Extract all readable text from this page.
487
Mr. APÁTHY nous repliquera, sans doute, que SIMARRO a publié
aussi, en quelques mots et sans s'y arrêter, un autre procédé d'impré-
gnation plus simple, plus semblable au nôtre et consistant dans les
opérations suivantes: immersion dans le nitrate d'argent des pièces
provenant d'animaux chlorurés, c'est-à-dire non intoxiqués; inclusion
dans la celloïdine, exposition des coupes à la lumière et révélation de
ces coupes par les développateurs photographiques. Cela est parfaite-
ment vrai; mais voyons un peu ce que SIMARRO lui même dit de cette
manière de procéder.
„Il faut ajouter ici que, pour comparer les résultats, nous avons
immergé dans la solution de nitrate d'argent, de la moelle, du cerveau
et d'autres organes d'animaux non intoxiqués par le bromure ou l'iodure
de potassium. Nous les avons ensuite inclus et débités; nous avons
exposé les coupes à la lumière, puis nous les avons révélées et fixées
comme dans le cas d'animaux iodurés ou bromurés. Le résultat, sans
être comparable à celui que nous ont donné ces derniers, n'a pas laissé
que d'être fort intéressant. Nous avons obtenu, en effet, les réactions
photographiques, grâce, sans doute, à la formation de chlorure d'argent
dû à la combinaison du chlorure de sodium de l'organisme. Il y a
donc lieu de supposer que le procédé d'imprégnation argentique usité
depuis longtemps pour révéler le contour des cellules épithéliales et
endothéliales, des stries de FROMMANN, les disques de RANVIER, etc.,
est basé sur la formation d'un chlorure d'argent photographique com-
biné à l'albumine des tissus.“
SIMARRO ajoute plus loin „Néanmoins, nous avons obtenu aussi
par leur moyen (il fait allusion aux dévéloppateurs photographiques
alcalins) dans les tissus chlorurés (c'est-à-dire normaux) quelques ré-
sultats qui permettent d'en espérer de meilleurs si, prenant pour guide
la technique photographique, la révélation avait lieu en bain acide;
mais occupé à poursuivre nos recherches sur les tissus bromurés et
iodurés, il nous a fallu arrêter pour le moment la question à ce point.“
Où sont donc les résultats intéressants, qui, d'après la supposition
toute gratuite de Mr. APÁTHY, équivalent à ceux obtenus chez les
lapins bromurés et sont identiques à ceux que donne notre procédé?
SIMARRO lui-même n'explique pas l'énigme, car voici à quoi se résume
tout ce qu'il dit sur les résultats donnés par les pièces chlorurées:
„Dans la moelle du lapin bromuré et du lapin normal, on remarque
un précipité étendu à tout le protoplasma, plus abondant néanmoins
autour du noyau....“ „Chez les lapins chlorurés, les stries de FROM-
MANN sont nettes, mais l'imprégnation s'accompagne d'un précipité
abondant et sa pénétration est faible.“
════════════════
- [Task details] Reproduce all the records precisely.

- [Response to this task]
Extract all readable text from this page.
487
Mr. APÁTHY nous repliquera, sans doute, que SIMARRO a publié
aussi, en quelques mots et sans s'y arrêter, un autre procédé d'impré-
gnation plus simple, plus semblable au nôtre et consistant dans les
opérations suivantes: immersion dans le nitrate d'argent des pièces
provenant d'animaux chlorurés, c'est-à-dire non intoxiqués; inclusion
dans la celloïdine, exposition des coupes à la lumière et révélation de
ces coupes par les développateurs photographiques. Cela est parfaite-
ment vrai; mais voyons un peu ce que SIMARRO lui même dit de cette
manière de procéder.
„Il faut ajouter ici que, pour comparer les résultats, nous avons
immergé dans la solution de nitrate d'argent, de la moelle, du cerveau
et d'autres organes d'animaux non intoxiqués par le bromure ou l'iodure
de potassium. Nous les avons ensuite inclus et débités; nous avons
exposé les coupes à la lumière, puis nous les avons révélées et fixées
comme dans le cas d'animaux iodurés ou bromurés. Le résultat, sans
être comparable à celui que nous ont donné ces derniers, n'a pas laissé
que d'être fort intéressant. Nous avons obtenu, en effet, les réactions
photographiques, grâce, sans doute, à la formation de chlorure d'argent
dû à la combinaison du chlorure de sodium de l'organisme. Il y a
donc lieu de supposer que le procédé d'imprégnation argentique usité
depuis longtemps pour révéler le contour des cellules épithéliales et
endothéliales, des stries de FROMMANN, les disques de RANVIER, etc.,
est basé sur la formation d'un chlorure d'argent photographique com-
biné à l'albumine des tissus.“
SIMARRO ajoute plus loin „Néanmoins, nous avons obtenu aussi
par leur moyen (il fait allusion aux dévéloppateurs photographiques
alcalins) dans les tissus chlorurés (c'est-à-dire normaux) quelques ré-
sultats qui permettent d'en espérer de meilleurs si, prenant pour guide
la technique photographique, la révélation avait lieu en bain acide;
mais occupé à poursuivre nos recherches sur les tissus bromurés et
iodurés, il nous a fallu arrêter pour le moment la question à ce point.“
Où sont donc les résultats intéressants, qui, d'après la supposition
toute gratuite de Mr. APÁTHY, équivalent à ceux obtenus chez les
lapins bromurés et sont identiques à ceux que donne notre procédé?
SIMARRO lui-même n'explique pas l'énigme, car voici à quoi se résume
tout ce qu'il dit sur les résultats donnés par les pièces chlorurées:
„Dans la moelle du lapin bromuré et du lapin normal, on remarque
un précipité étendu à tout le protoplasma, plus abondant néanmoins
autour du noyau....“ „Chez les lapins chlorurés, les stries de FROM-
MANN sont nettes, mais l'imprégnation s'accompagne d'un précipité
abondant et sa pénétration est faible.“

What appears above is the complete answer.